RECORDS SHOWN Block Start

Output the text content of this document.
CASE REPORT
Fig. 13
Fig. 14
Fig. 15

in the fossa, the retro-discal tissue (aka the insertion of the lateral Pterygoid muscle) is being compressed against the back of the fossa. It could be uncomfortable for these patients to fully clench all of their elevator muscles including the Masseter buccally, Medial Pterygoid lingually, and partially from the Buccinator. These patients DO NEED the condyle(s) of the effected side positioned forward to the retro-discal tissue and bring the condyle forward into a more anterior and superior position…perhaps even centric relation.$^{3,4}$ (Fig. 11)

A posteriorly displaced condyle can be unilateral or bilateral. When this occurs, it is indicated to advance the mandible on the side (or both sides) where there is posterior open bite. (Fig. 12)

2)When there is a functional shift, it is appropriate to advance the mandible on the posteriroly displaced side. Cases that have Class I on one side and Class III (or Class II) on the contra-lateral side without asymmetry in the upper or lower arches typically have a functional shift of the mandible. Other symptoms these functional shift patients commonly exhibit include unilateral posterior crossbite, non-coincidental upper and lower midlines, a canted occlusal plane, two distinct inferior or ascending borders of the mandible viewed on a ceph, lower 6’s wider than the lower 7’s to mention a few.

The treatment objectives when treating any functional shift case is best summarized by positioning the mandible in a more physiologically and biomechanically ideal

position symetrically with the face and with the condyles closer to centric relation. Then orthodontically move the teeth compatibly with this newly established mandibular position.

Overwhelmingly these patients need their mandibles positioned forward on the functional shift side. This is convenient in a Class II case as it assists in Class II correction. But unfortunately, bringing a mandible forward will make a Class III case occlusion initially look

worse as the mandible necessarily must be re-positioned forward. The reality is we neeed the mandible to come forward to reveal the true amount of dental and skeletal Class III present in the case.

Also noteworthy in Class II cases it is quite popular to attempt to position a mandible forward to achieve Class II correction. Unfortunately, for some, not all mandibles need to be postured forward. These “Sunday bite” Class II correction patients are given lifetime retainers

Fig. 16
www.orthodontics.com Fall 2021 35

RECORDS SHOWN Block End
RECORDS SHOWN Block Start

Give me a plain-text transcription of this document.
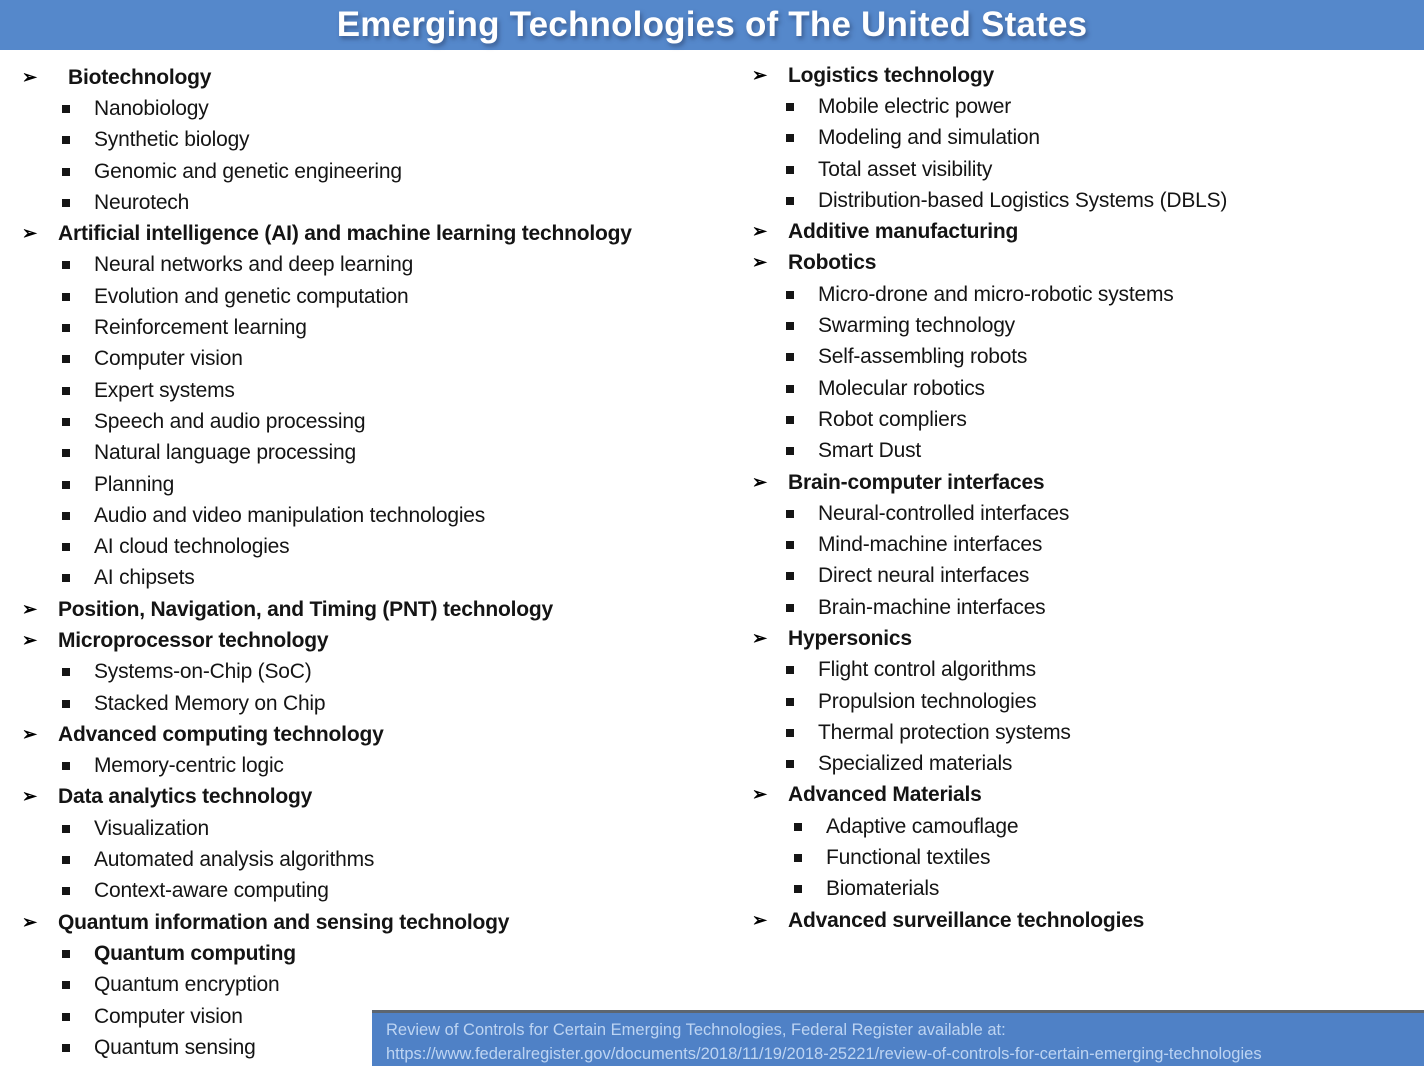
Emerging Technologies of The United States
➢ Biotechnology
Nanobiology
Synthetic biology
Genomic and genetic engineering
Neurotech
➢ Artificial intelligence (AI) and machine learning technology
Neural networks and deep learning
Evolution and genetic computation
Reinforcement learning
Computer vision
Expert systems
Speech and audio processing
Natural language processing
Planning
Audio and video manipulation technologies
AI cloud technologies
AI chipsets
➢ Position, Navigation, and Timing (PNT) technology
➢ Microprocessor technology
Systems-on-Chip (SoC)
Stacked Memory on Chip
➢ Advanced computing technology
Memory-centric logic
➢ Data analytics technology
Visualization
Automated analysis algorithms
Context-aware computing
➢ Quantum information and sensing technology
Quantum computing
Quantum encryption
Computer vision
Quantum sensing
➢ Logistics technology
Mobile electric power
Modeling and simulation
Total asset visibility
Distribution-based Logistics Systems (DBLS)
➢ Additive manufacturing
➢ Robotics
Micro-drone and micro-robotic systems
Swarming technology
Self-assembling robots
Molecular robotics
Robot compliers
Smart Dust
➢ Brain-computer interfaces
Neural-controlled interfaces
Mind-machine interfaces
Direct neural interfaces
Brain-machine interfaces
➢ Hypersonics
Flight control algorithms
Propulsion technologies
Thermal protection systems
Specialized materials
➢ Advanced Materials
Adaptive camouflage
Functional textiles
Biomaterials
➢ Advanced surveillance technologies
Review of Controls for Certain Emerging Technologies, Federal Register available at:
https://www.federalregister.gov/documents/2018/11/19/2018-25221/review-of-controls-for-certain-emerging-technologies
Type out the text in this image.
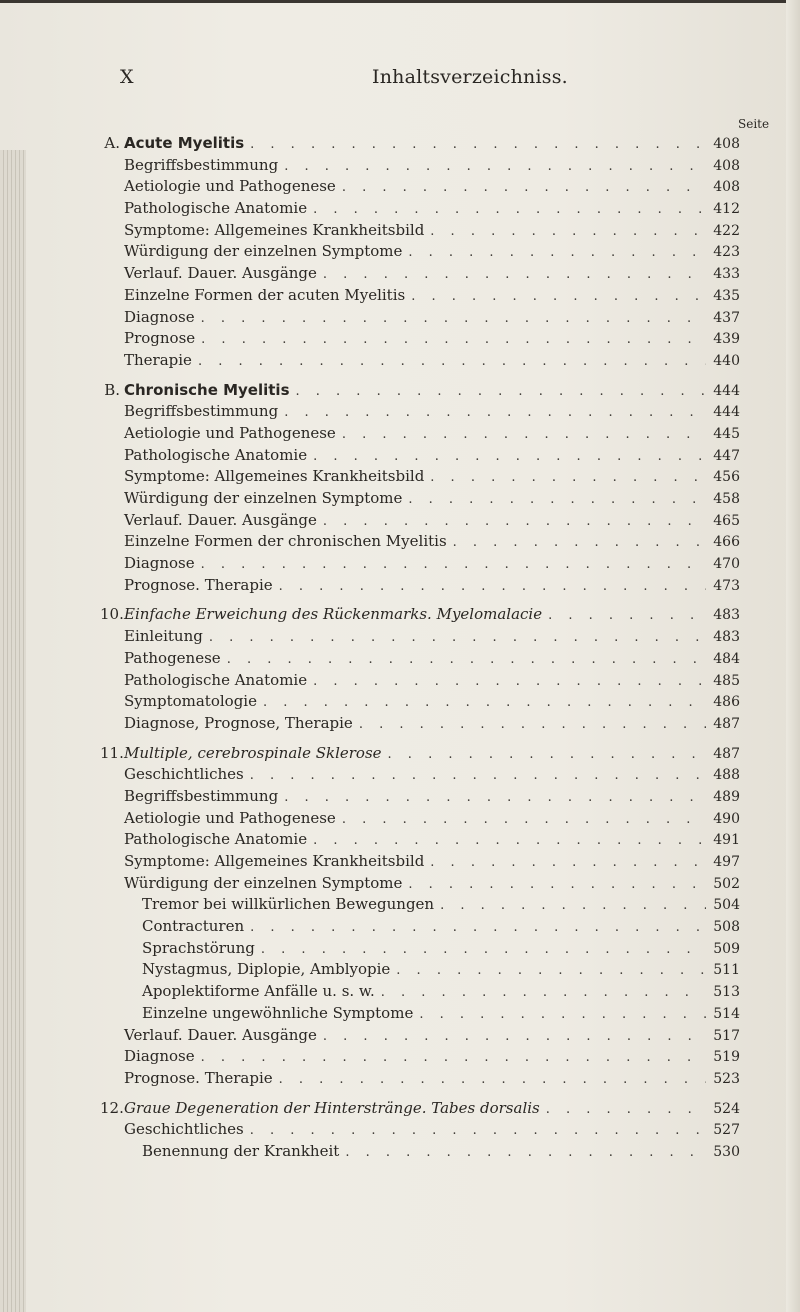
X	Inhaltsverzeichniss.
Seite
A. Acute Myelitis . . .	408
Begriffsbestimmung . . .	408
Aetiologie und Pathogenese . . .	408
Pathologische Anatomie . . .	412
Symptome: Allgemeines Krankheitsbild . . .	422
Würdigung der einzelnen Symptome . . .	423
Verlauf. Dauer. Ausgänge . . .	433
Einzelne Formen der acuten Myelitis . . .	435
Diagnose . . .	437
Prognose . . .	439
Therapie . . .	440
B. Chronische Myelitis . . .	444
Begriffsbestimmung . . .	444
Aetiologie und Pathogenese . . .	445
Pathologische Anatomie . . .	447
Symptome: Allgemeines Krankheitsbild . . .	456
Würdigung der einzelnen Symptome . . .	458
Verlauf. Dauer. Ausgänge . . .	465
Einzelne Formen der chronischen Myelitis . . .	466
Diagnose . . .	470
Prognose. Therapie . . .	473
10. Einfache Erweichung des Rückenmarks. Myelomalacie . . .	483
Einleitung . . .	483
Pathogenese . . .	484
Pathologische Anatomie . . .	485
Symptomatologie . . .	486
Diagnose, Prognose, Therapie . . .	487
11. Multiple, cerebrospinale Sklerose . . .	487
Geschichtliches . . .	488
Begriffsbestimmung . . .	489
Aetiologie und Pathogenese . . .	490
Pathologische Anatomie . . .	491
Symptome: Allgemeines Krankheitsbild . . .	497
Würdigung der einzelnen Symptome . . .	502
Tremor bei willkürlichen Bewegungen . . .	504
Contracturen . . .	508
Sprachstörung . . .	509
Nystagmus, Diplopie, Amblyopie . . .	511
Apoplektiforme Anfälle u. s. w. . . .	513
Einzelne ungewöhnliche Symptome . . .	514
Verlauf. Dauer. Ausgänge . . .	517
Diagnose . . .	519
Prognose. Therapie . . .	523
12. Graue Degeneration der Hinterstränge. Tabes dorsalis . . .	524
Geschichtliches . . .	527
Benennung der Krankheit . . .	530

RECORDS SHOWN Block End

REQUIREMENT
Copy all lines from the material that contain "Würdigung".

PROBLEM SOLUTION
Würdigung der einzelnen Symptome . . .	423
Würdigung der einzelnen Symptome . . .	458
Würdigung der einzelnen Symptome . . .	502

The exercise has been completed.